TASK INPUTS >>
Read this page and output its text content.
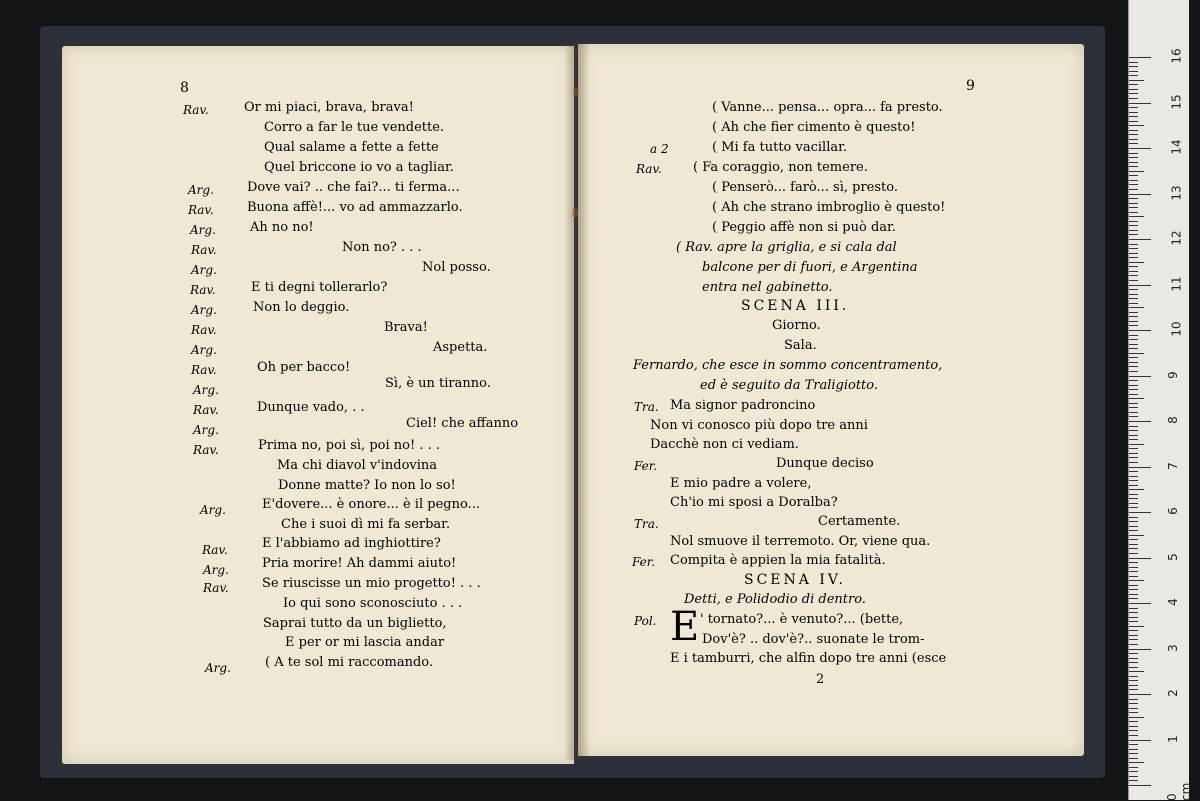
8
Rav.	Or mi piaci, brava, brava!
Corro a far le tue vendette.
Qual salame a fette a fette
Quel briccone io vo a tagliar.
Arg.	Dove vai? .. che fai?... ti ferma...
Rav.	Buona affè!... vo ad ammazzarlo.
Arg.	Ah no no!
Rav.	Non no? . . .
Arg.	Nol posso.
Rav.	E ti degni tollerarlo?
Arg.	Non lo deggio.
Rav.	Brava!
Arg.	Aspetta.
Rav.	Oh per bacco!
Arg.	Sì, è un tiranno.
Rav.	Dunque vado, . .
Arg.	Ciel! che affanno
Rav.	Prima no, poi sì, poi no! . . .
Ma chi diavol v'indovina
Donne matte? Io non lo so!
Arg.	E'dovere... è onore... è il pegno...
Che i suoi dì mi fa serbar.
Rav.	E l'abbiamo ad inghiottire?
Arg.	Pria morire! Ah dammi aiuto!
Rav.	Se riuscisse un mio progetto! . . .
Io qui sono sconosciuto . . .
Saprai tutto da un biglietto,
E per or mi lascia andar
Arg.	( A te sol mi raccomando.
9
( Vanne... pensa... opra... fa presto.
( Ah che fier cimento è questo!
a 2	( Mi fa tutto vacillar.
Rav. ( Fa coraggio, non temere.
( Penserò... farò... sì, presto.
( Ah che strano imbroglio è questo!
( Peggio affè non si può dar.
( Rav. apre la griglia, e si cala dal
balcone per di fuori, e Argentina
entra nel gabinetto.
SCENA III.
Giorno.
Sala.
Fernardo, che esce in sommo concentramento,
ed è seguito da Traligiotto.
Tra. Ma signor padroncino
Non vi conosco più dopo tre anni
Dacchè non ci vediam.
Fer.	Dunque deciso
E mio padre a volere,
Ch'io mi sposi a Doralba?
Tra.	Certamente.
Nol smuove il terremoto. Or, viene qua.
Fer. Compita è appien la mia fatalità.
SCENA IV.
Detti, e Polidodio di dentro.
Pol. E ' tornato?... è venuto?... (bette,
Dov'è? .. dov'è?.. suonate le trom-
E i tamburri, che alfin dopo tre anni (esce
2
0 cm
1
2
3
4
5
6
7
8
9
10
11
12
13
14
15
16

WHAT YOU HAVE TO DO >>
Copy out all of the data word for word. Do not carry over any picture.

ANSWER TO THIS PROBLEM >>
Read this page and output its text content.
8
Rav.	Or mi piaci, brava, brava!
Corro a far le tue vendette.
Qual salame a fette a fette
Quel briccone io vo a tagliar.
Arg.	Dove vai? .. che fai?... ti ferma...
Rav.	Buona affè!... vo ad ammazzarlo.
Arg.	Ah no no!
Rav.	Non no? . . .
Arg.	Nol posso.
Rav.	E ti degni tollerarlo?
Arg.	Non lo deggio.
Rav.	Brava!
Arg.	Aspetta.
Rav.	Oh per bacco!
Arg.	Sì, è un tiranno.
Rav.	Dunque vado, . .
Arg.	Ciel! che affanno
Rav.	Prima no, poi sì, poi no! . . .
Ma chi diavol v'indovina
Donne matte? Io non lo so!
Arg.	E'dovere... è onore... è il pegno...
Che i suoi dì mi fa serbar.
Rav.	E l'abbiamo ad inghiottire?
Arg.	Pria morire! Ah dammi aiuto!
Rav.	Se riuscisse un mio progetto! . . .
Io qui sono sconosciuto . . .
Saprai tutto da un biglietto,
E per or mi lascia andar
Arg.	( A te sol mi raccomando.
9
( Vanne... pensa... opra... fa presto.
( Ah che fier cimento è questo!
a 2	( Mi fa tutto vacillar.
Rav. ( Fa coraggio, non temere.
( Penserò... farò... sì, presto.
( Ah che strano imbroglio è questo!
( Peggio affè non si può dar.
( Rav. apre la griglia, e si cala dal
balcone per di fuori, e Argentina
entra nel gabinetto.
SCENA III.
Giorno.
Sala.
Fernardo, che esce in sommo concentramento,
ed è seguito da Traligiotto.
Tra. Ma signor padroncino
Non vi conosco più dopo tre anni
Dacchè non ci vediam.
Fer.	Dunque deciso
E mio padre a volere,
Ch'io mi sposi a Doralba?
Tra.	Certamente.
Nol smuove il terremoto. Or, viene qua.
Fer. Compita è appien la mia fatalità.
SCENA IV.
Detti, e Polidodio di dentro.
Pol. E ' tornato?... è venuto?... (bette,
Dov'è? .. dov'è?.. suonate le trom-
E i tamburri, che alfin dopo tre anni (esce
2
0 cm
1
2
3
4
5
6
7
8
9
10
11
12
13
14
15
16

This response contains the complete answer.